__STATED GOAL__
Every line that contains the word "Average" should be copied.

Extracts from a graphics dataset
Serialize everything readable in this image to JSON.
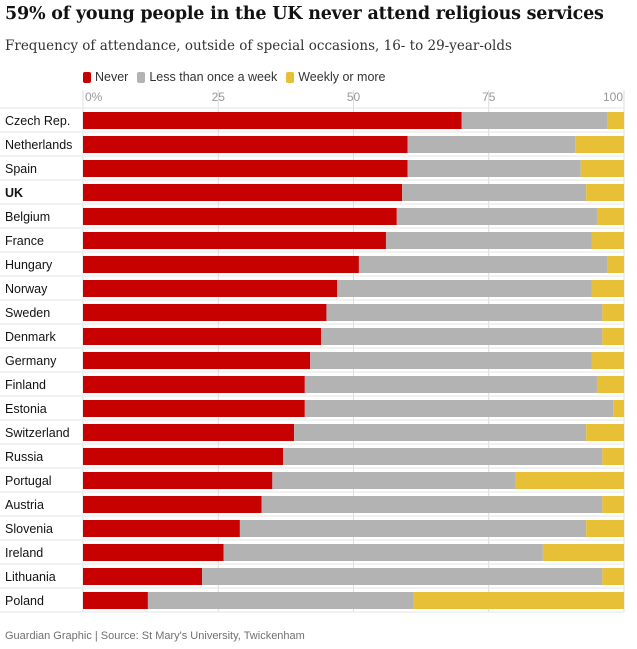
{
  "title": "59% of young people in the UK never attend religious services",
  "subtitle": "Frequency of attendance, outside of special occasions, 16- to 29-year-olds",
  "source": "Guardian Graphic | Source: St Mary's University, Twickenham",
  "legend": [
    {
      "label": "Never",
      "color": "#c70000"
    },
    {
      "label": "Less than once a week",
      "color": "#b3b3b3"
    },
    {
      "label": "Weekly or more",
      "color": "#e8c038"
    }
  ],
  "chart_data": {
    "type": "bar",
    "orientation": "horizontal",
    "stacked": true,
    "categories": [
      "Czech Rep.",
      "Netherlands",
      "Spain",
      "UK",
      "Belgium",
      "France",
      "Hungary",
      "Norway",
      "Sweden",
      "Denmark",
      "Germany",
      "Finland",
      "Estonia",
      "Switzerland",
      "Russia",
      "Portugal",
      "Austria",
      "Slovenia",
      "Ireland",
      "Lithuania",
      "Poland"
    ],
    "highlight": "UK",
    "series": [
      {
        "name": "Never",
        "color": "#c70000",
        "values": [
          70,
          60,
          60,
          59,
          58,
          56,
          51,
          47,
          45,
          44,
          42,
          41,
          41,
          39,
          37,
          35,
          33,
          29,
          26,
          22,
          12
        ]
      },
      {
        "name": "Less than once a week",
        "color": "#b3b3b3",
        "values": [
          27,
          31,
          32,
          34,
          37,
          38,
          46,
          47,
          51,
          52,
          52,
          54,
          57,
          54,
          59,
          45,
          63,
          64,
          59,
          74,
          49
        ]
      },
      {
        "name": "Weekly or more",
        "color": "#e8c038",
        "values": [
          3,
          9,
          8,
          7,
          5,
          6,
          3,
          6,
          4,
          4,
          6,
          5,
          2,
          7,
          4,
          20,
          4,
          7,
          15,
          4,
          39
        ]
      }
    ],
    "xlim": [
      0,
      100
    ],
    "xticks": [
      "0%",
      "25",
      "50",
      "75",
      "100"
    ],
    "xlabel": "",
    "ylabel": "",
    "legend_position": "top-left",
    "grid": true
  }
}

* * *

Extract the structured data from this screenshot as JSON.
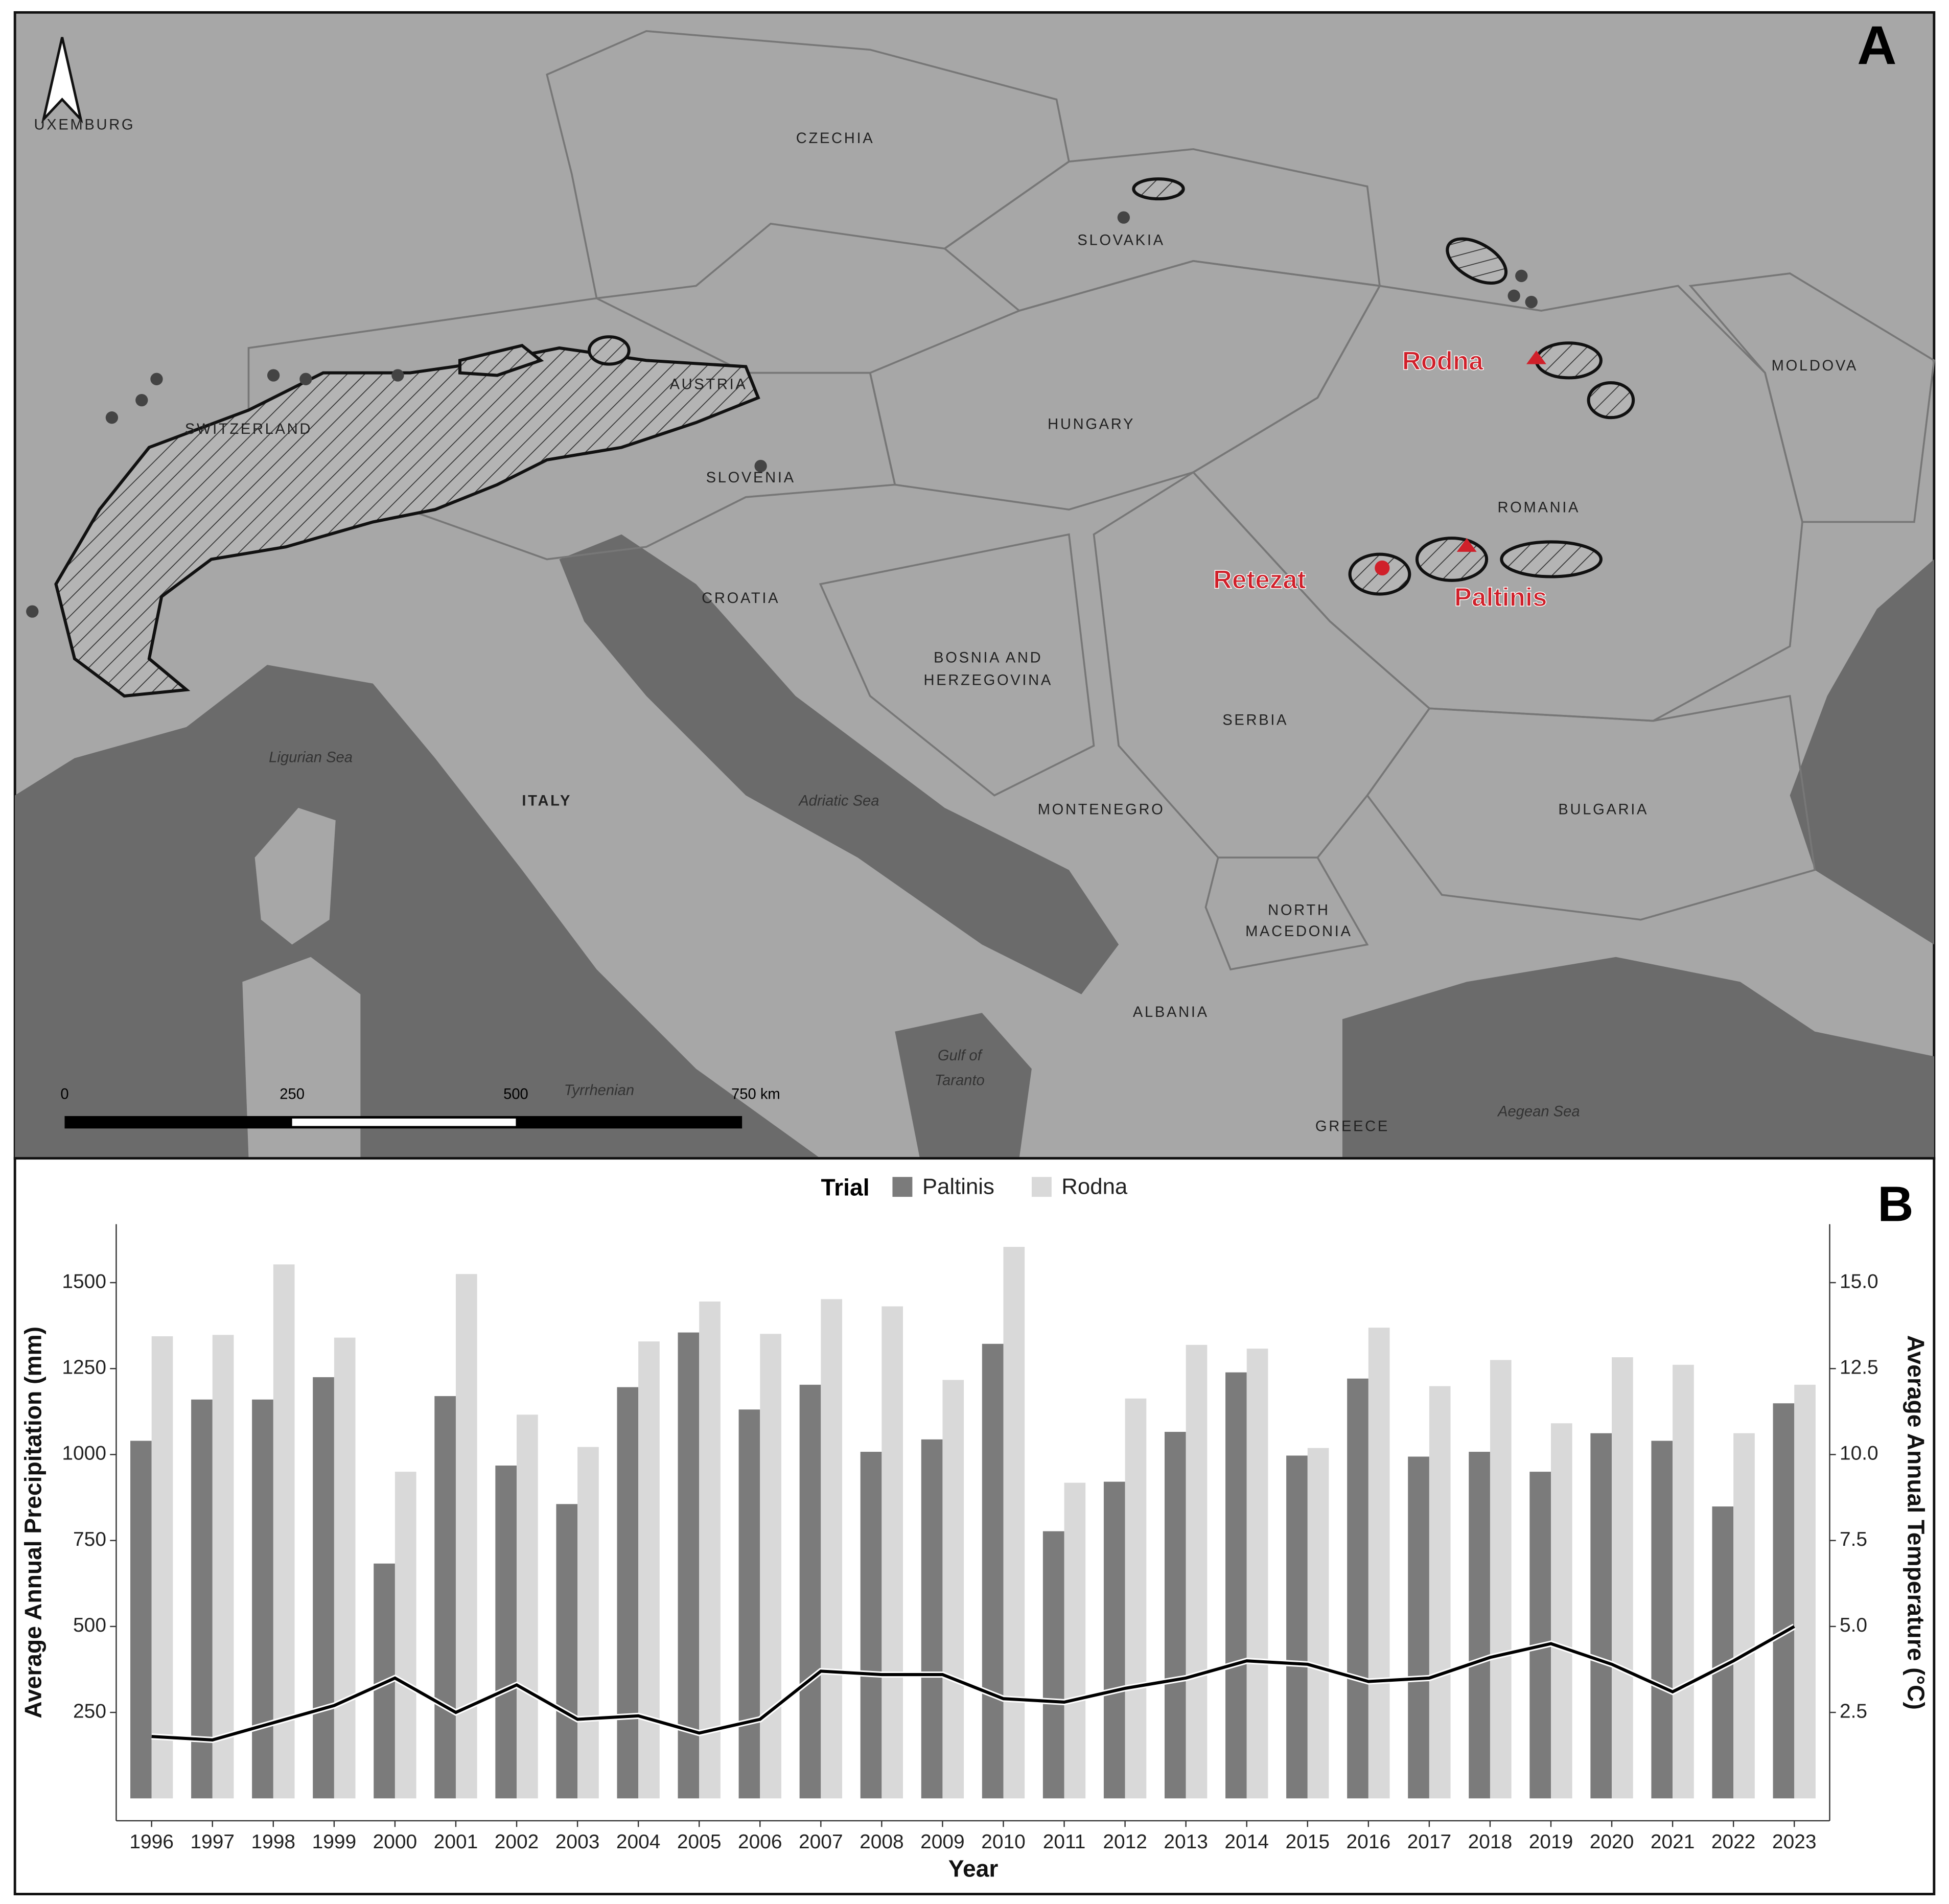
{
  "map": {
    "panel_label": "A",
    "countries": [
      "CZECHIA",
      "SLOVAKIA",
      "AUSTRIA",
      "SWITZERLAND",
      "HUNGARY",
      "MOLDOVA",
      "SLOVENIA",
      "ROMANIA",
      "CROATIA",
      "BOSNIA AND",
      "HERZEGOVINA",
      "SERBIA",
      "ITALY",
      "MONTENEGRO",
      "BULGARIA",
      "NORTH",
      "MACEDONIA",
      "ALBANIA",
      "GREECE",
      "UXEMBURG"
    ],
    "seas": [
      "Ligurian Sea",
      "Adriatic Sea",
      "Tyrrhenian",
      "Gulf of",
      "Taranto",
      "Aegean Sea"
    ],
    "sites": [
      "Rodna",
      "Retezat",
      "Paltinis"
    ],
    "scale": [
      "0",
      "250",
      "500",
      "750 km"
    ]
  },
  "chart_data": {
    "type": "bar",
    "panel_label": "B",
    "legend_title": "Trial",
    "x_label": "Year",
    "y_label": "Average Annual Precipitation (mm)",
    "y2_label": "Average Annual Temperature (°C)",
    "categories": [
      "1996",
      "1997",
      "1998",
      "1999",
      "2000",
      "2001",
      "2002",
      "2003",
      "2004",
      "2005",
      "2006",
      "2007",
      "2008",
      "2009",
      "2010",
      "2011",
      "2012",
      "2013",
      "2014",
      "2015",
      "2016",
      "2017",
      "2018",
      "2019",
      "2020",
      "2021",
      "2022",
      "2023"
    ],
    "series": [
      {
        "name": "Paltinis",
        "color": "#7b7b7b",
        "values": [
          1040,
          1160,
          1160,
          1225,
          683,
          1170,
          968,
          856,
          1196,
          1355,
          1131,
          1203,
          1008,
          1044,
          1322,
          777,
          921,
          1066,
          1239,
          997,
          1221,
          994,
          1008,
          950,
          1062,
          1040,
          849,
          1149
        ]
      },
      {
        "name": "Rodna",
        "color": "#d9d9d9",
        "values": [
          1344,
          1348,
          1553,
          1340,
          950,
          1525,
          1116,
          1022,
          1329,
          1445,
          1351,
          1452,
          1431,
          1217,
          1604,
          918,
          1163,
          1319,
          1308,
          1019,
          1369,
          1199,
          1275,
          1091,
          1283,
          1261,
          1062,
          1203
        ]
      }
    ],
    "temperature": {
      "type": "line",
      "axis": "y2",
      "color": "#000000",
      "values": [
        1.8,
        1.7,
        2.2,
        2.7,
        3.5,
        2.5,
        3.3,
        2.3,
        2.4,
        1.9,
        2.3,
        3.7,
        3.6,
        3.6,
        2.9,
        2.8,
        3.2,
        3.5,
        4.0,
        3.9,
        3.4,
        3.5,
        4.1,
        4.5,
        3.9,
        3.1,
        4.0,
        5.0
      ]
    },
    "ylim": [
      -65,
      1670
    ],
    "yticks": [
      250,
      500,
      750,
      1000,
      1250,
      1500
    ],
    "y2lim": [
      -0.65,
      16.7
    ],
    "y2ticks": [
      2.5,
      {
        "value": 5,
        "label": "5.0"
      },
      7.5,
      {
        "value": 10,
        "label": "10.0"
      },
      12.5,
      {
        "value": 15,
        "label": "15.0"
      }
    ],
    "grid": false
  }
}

--

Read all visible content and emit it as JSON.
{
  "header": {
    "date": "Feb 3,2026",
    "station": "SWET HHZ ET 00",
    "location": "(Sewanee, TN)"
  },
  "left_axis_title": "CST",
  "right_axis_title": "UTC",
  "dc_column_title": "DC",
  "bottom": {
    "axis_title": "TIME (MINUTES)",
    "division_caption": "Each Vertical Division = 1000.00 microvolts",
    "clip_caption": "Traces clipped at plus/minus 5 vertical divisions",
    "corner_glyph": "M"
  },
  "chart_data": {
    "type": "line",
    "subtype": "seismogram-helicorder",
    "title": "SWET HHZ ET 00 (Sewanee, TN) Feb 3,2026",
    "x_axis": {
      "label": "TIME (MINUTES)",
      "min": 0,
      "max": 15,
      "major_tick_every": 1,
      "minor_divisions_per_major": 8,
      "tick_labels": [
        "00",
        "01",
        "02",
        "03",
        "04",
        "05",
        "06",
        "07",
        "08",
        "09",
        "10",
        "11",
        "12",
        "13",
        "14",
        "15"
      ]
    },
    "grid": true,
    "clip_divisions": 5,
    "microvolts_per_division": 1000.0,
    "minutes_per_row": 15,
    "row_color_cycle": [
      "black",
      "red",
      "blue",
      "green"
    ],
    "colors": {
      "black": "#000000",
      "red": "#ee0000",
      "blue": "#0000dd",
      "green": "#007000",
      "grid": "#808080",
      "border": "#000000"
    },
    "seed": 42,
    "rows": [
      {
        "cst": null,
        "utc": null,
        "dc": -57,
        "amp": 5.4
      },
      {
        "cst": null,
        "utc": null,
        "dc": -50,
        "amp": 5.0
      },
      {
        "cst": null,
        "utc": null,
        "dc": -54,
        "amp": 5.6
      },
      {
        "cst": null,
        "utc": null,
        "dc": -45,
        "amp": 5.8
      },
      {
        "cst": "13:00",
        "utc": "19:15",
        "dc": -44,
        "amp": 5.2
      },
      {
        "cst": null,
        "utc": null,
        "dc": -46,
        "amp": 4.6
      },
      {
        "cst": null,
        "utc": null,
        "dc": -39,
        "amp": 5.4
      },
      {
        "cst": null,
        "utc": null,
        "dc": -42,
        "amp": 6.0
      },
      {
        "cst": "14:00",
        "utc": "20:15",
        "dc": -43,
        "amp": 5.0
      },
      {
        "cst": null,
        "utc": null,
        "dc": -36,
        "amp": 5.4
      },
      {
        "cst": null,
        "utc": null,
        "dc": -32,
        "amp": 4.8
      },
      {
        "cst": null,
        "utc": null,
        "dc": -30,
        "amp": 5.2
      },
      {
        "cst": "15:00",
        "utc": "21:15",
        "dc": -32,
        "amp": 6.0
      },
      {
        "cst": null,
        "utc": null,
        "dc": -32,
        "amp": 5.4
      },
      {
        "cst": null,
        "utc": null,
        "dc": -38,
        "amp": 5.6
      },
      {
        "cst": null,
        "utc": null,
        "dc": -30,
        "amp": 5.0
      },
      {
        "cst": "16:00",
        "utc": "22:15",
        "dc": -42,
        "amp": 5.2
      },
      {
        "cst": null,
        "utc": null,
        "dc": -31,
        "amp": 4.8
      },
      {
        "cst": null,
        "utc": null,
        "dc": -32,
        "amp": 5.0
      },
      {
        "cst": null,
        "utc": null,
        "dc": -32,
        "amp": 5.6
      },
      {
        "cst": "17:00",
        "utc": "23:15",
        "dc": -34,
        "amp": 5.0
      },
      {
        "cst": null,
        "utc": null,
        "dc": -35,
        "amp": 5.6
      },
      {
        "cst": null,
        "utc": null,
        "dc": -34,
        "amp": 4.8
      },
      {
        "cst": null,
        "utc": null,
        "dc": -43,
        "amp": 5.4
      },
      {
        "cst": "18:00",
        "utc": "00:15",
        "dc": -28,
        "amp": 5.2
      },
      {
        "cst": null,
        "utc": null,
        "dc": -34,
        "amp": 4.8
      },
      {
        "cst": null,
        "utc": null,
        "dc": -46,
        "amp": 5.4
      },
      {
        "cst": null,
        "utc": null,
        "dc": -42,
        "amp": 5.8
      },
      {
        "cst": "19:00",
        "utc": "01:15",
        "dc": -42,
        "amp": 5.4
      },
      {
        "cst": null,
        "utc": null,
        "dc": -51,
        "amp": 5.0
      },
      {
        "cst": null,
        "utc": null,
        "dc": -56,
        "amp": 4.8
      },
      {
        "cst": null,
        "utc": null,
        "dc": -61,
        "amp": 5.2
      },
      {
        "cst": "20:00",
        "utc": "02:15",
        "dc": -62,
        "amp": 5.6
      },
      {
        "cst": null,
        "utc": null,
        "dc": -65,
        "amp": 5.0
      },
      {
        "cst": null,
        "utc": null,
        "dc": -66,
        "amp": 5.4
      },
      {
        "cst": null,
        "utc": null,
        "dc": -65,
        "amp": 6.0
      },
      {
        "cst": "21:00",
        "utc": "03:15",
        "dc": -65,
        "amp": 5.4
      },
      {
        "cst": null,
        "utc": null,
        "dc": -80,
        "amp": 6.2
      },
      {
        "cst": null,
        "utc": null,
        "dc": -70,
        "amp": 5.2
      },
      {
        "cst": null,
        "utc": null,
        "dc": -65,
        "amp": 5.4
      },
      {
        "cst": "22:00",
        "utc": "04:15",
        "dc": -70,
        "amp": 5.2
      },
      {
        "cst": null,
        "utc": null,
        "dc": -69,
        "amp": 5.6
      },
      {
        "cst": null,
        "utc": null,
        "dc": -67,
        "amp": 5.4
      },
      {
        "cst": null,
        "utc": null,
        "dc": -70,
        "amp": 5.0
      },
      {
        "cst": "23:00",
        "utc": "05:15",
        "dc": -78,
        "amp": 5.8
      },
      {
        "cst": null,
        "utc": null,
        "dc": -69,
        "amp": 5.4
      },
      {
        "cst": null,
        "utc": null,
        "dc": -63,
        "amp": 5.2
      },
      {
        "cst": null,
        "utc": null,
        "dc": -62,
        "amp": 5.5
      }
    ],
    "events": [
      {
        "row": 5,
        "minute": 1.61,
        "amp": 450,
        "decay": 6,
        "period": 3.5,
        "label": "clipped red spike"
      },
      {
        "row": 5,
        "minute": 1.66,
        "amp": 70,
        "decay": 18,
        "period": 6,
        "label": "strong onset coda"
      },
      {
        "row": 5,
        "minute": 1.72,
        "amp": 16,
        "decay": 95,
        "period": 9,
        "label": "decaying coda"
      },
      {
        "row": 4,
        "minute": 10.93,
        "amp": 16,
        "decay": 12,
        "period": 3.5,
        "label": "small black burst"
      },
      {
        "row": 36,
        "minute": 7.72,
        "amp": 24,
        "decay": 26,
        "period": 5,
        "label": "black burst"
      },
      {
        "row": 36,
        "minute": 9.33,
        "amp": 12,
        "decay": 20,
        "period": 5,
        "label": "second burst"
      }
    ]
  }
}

__EXERCISE RESULT__
    "y_label": "Average Annual Precipitation (mm)",
    "y2_label": "Average Annual Temperature (°C)",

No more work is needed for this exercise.